# INSTRUCTION
Can you transcribe the data exactly? Leave the pictures out.

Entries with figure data

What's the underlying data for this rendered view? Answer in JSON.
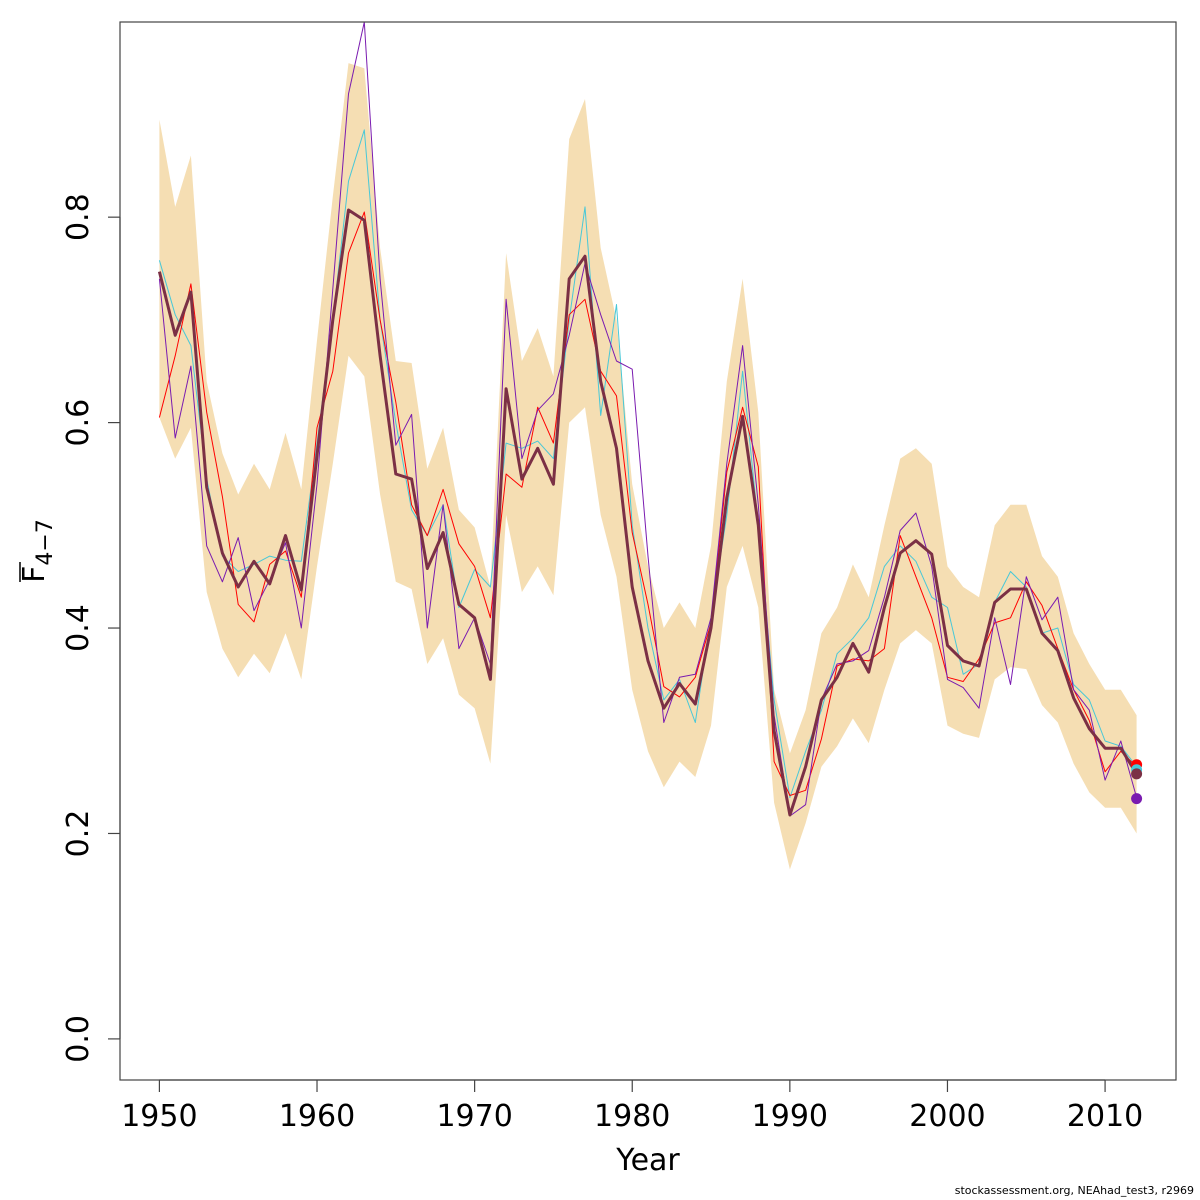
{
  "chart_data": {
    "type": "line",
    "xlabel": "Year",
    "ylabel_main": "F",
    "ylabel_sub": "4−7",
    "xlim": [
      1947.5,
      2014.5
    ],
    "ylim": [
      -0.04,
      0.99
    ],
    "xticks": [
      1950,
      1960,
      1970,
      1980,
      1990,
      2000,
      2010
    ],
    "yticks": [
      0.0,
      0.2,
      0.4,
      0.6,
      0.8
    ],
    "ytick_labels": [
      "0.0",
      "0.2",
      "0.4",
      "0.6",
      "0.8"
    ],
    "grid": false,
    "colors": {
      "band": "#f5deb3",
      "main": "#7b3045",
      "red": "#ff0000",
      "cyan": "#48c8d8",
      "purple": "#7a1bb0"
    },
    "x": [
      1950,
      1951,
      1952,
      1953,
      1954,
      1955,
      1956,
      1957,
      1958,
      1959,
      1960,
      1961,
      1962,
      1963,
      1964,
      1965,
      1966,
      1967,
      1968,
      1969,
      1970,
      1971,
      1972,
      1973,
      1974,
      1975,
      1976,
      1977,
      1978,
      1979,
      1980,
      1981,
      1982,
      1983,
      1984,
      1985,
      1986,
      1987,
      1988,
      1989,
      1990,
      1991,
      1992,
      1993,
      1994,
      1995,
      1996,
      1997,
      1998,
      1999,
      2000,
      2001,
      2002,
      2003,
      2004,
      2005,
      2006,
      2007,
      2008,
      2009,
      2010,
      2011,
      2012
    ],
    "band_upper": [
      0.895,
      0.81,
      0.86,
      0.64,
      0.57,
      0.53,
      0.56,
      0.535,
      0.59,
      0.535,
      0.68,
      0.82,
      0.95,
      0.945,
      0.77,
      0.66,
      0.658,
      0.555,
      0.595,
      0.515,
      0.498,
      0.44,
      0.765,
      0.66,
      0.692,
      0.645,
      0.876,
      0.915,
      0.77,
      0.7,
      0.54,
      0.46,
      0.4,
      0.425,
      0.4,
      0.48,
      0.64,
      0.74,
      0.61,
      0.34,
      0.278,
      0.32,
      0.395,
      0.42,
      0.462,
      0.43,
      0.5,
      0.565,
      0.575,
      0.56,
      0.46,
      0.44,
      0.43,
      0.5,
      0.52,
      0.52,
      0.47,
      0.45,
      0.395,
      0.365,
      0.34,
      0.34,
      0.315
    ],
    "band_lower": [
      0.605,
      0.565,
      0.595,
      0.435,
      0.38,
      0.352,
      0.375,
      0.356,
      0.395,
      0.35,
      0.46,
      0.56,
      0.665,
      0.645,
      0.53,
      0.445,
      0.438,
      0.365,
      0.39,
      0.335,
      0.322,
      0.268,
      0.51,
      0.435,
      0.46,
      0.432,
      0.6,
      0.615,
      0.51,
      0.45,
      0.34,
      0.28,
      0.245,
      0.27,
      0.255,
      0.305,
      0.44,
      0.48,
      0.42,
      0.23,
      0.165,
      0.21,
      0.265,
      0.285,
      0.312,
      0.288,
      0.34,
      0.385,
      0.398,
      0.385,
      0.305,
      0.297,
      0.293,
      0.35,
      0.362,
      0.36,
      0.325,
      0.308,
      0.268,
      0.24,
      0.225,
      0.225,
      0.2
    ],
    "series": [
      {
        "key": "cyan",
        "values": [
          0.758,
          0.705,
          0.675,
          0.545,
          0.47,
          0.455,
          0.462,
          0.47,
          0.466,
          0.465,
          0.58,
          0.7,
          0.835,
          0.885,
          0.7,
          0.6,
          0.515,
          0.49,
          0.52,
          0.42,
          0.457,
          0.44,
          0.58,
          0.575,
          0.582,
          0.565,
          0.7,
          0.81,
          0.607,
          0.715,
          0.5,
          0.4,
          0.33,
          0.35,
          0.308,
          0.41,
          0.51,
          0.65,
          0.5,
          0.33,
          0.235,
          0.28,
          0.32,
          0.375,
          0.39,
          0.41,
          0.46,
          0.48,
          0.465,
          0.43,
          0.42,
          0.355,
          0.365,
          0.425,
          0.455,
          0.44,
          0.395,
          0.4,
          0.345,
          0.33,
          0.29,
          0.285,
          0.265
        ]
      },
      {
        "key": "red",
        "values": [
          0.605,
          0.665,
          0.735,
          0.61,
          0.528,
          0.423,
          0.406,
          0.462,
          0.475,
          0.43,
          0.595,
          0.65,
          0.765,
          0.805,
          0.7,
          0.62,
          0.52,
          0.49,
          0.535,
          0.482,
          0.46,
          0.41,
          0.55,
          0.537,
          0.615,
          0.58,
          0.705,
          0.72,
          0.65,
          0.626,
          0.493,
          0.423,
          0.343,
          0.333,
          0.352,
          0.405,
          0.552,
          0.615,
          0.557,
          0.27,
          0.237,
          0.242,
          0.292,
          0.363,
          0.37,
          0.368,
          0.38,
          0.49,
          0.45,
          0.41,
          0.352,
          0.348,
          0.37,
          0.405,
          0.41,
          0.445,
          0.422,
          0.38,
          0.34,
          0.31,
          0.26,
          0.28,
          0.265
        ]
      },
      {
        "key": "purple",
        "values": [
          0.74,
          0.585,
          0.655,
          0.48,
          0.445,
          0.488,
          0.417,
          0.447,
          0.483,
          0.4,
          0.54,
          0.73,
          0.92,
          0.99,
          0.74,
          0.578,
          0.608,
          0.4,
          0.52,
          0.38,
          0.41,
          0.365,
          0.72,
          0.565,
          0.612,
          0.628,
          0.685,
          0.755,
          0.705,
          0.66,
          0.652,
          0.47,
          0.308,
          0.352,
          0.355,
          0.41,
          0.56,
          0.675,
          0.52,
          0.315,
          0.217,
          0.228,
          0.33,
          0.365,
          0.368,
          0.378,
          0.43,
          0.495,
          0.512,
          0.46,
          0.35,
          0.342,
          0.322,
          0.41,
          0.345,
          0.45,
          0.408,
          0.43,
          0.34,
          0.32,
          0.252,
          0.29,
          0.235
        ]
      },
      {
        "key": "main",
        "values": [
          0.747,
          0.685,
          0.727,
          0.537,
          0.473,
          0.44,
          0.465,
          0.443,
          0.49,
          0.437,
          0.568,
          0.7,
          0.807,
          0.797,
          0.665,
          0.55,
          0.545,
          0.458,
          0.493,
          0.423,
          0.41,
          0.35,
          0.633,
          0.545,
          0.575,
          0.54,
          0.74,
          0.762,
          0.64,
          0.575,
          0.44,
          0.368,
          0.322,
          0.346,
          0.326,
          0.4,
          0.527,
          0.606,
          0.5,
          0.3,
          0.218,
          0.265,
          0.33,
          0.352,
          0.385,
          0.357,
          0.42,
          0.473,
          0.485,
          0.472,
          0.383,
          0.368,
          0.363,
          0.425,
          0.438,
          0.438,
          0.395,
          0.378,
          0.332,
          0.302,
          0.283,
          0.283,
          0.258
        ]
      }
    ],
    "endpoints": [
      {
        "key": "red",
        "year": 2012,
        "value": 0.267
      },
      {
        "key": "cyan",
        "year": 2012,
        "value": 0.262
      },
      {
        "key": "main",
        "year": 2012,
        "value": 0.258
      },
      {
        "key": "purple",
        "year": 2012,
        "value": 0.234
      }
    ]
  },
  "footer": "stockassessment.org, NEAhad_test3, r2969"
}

# SOLUTION TO THIS EXERCISE
What's the underlying data for this rendered view? Answer in JSON.
{
  "chart_data": {
    "type": "line",
    "xlabel": "Year",
    "ylabel_main": "F",
    "ylabel_sub": "4−7",
    "xlim": [
      1947.5,
      2014.5
    ],
    "ylim": [
      -0.04,
      0.99
    ],
    "xticks": [
      1950,
      1960,
      1970,
      1980,
      1990,
      2000,
      2010
    ],
    "yticks": [
      0.0,
      0.2,
      0.4,
      0.6,
      0.8
    ],
    "ytick_labels": [
      "0.0",
      "0.2",
      "0.4",
      "0.6",
      "0.8"
    ],
    "grid": false,
    "colors": {
      "band": "#f5deb3",
      "main": "#7b3045",
      "red": "#ff0000",
      "cyan": "#48c8d8",
      "purple": "#7a1bb0"
    },
    "x": [
      1950,
      1951,
      1952,
      1953,
      1954,
      1955,
      1956,
      1957,
      1958,
      1959,
      1960,
      1961,
      1962,
      1963,
      1964,
      1965,
      1966,
      1967,
      1968,
      1969,
      1970,
      1971,
      1972,
      1973,
      1974,
      1975,
      1976,
      1977,
      1978,
      1979,
      1980,
      1981,
      1982,
      1983,
      1984,
      1985,
      1986,
      1987,
      1988,
      1989,
      1990,
      1991,
      1992,
      1993,
      1994,
      1995,
      1996,
      1997,
      1998,
      1999,
      2000,
      2001,
      2002,
      2003,
      2004,
      2005,
      2006,
      2007,
      2008,
      2009,
      2010,
      2011,
      2012
    ],
    "band_upper": [
      0.895,
      0.81,
      0.86,
      0.64,
      0.57,
      0.53,
      0.56,
      0.535,
      0.59,
      0.535,
      0.68,
      0.82,
      0.95,
      0.945,
      0.77,
      0.66,
      0.658,
      0.555,
      0.595,
      0.515,
      0.498,
      0.44,
      0.765,
      0.66,
      0.692,
      0.645,
      0.876,
      0.915,
      0.77,
      0.7,
      0.54,
      0.46,
      0.4,
      0.425,
      0.4,
      0.48,
      0.64,
      0.74,
      0.61,
      0.34,
      0.278,
      0.32,
      0.395,
      0.42,
      0.462,
      0.43,
      0.5,
      0.565,
      0.575,
      0.56,
      0.46,
      0.44,
      0.43,
      0.5,
      0.52,
      0.52,
      0.47,
      0.45,
      0.395,
      0.365,
      0.34,
      0.34,
      0.315
    ],
    "band_lower": [
      0.605,
      0.565,
      0.595,
      0.435,
      0.38,
      0.352,
      0.375,
      0.356,
      0.395,
      0.35,
      0.46,
      0.56,
      0.665,
      0.645,
      0.53,
      0.445,
      0.438,
      0.365,
      0.39,
      0.335,
      0.322,
      0.268,
      0.51,
      0.435,
      0.46,
      0.432,
      0.6,
      0.615,
      0.51,
      0.45,
      0.34,
      0.28,
      0.245,
      0.27,
      0.255,
      0.305,
      0.44,
      0.48,
      0.42,
      0.23,
      0.165,
      0.21,
      0.265,
      0.285,
      0.312,
      0.288,
      0.34,
      0.385,
      0.398,
      0.385,
      0.305,
      0.297,
      0.293,
      0.35,
      0.362,
      0.36,
      0.325,
      0.308,
      0.268,
      0.24,
      0.225,
      0.225,
      0.2
    ],
    "series": [
      {
        "key": "cyan",
        "values": [
          0.758,
          0.705,
          0.675,
          0.545,
          0.47,
          0.455,
          0.462,
          0.47,
          0.466,
          0.465,
          0.58,
          0.7,
          0.835,
          0.885,
          0.7,
          0.6,
          0.515,
          0.49,
          0.52,
          0.42,
          0.457,
          0.44,
          0.58,
          0.575,
          0.582,
          0.565,
          0.7,
          0.81,
          0.607,
          0.715,
          0.5,
          0.4,
          0.33,
          0.35,
          0.308,
          0.41,
          0.51,
          0.65,
          0.5,
          0.33,
          0.235,
          0.28,
          0.32,
          0.375,
          0.39,
          0.41,
          0.46,
          0.48,
          0.465,
          0.43,
          0.42,
          0.355,
          0.365,
          0.425,
          0.455,
          0.44,
          0.395,
          0.4,
          0.345,
          0.33,
          0.29,
          0.285,
          0.265
        ]
      },
      {
        "key": "red",
        "values": [
          0.605,
          0.665,
          0.735,
          0.61,
          0.528,
          0.423,
          0.406,
          0.462,
          0.475,
          0.43,
          0.595,
          0.65,
          0.765,
          0.805,
          0.7,
          0.62,
          0.52,
          0.49,
          0.535,
          0.482,
          0.46,
          0.41,
          0.55,
          0.537,
          0.615,
          0.58,
          0.705,
          0.72,
          0.65,
          0.626,
          0.493,
          0.423,
          0.343,
          0.333,
          0.352,
          0.405,
          0.552,
          0.615,
          0.557,
          0.27,
          0.237,
          0.242,
          0.292,
          0.363,
          0.37,
          0.368,
          0.38,
          0.49,
          0.45,
          0.41,
          0.352,
          0.348,
          0.37,
          0.405,
          0.41,
          0.445,
          0.422,
          0.38,
          0.34,
          0.31,
          0.26,
          0.28,
          0.265
        ]
      },
      {
        "key": "purple",
        "values": [
          0.74,
          0.585,
          0.655,
          0.48,
          0.445,
          0.488,
          0.417,
          0.447,
          0.483,
          0.4,
          0.54,
          0.73,
          0.92,
          0.99,
          0.74,
          0.578,
          0.608,
          0.4,
          0.52,
          0.38,
          0.41,
          0.365,
          0.72,
          0.565,
          0.612,
          0.628,
          0.685,
          0.755,
          0.705,
          0.66,
          0.652,
          0.47,
          0.308,
          0.352,
          0.355,
          0.41,
          0.56,
          0.675,
          0.52,
          0.315,
          0.217,
          0.228,
          0.33,
          0.365,
          0.368,
          0.378,
          0.43,
          0.495,
          0.512,
          0.46,
          0.35,
          0.342,
          0.322,
          0.41,
          0.345,
          0.45,
          0.408,
          0.43,
          0.34,
          0.32,
          0.252,
          0.29,
          0.235
        ]
      },
      {
        "key": "main",
        "values": [
          0.747,
          0.685,
          0.727,
          0.537,
          0.473,
          0.44,
          0.465,
          0.443,
          0.49,
          0.437,
          0.568,
          0.7,
          0.807,
          0.797,
          0.665,
          0.55,
          0.545,
          0.458,
          0.493,
          0.423,
          0.41,
          0.35,
          0.633,
          0.545,
          0.575,
          0.54,
          0.74,
          0.762,
          0.64,
          0.575,
          0.44,
          0.368,
          0.322,
          0.346,
          0.326,
          0.4,
          0.527,
          0.606,
          0.5,
          0.3,
          0.218,
          0.265,
          0.33,
          0.352,
          0.385,
          0.357,
          0.42,
          0.473,
          0.485,
          0.472,
          0.383,
          0.368,
          0.363,
          0.425,
          0.438,
          0.438,
          0.395,
          0.378,
          0.332,
          0.302,
          0.283,
          0.283,
          0.258
        ]
      }
    ],
    "endpoints": [
      {
        "key": "red",
        "year": 2012,
        "value": 0.267
      },
      {
        "key": "cyan",
        "year": 2012,
        "value": 0.262
      },
      {
        "key": "main",
        "year": 2012,
        "value": 0.258
      },
      {
        "key": "purple",
        "year": 2012,
        "value": 0.234
      }
    ]
  },
  "footer": "stockassessment.org, NEAhad_test3, r2969"
}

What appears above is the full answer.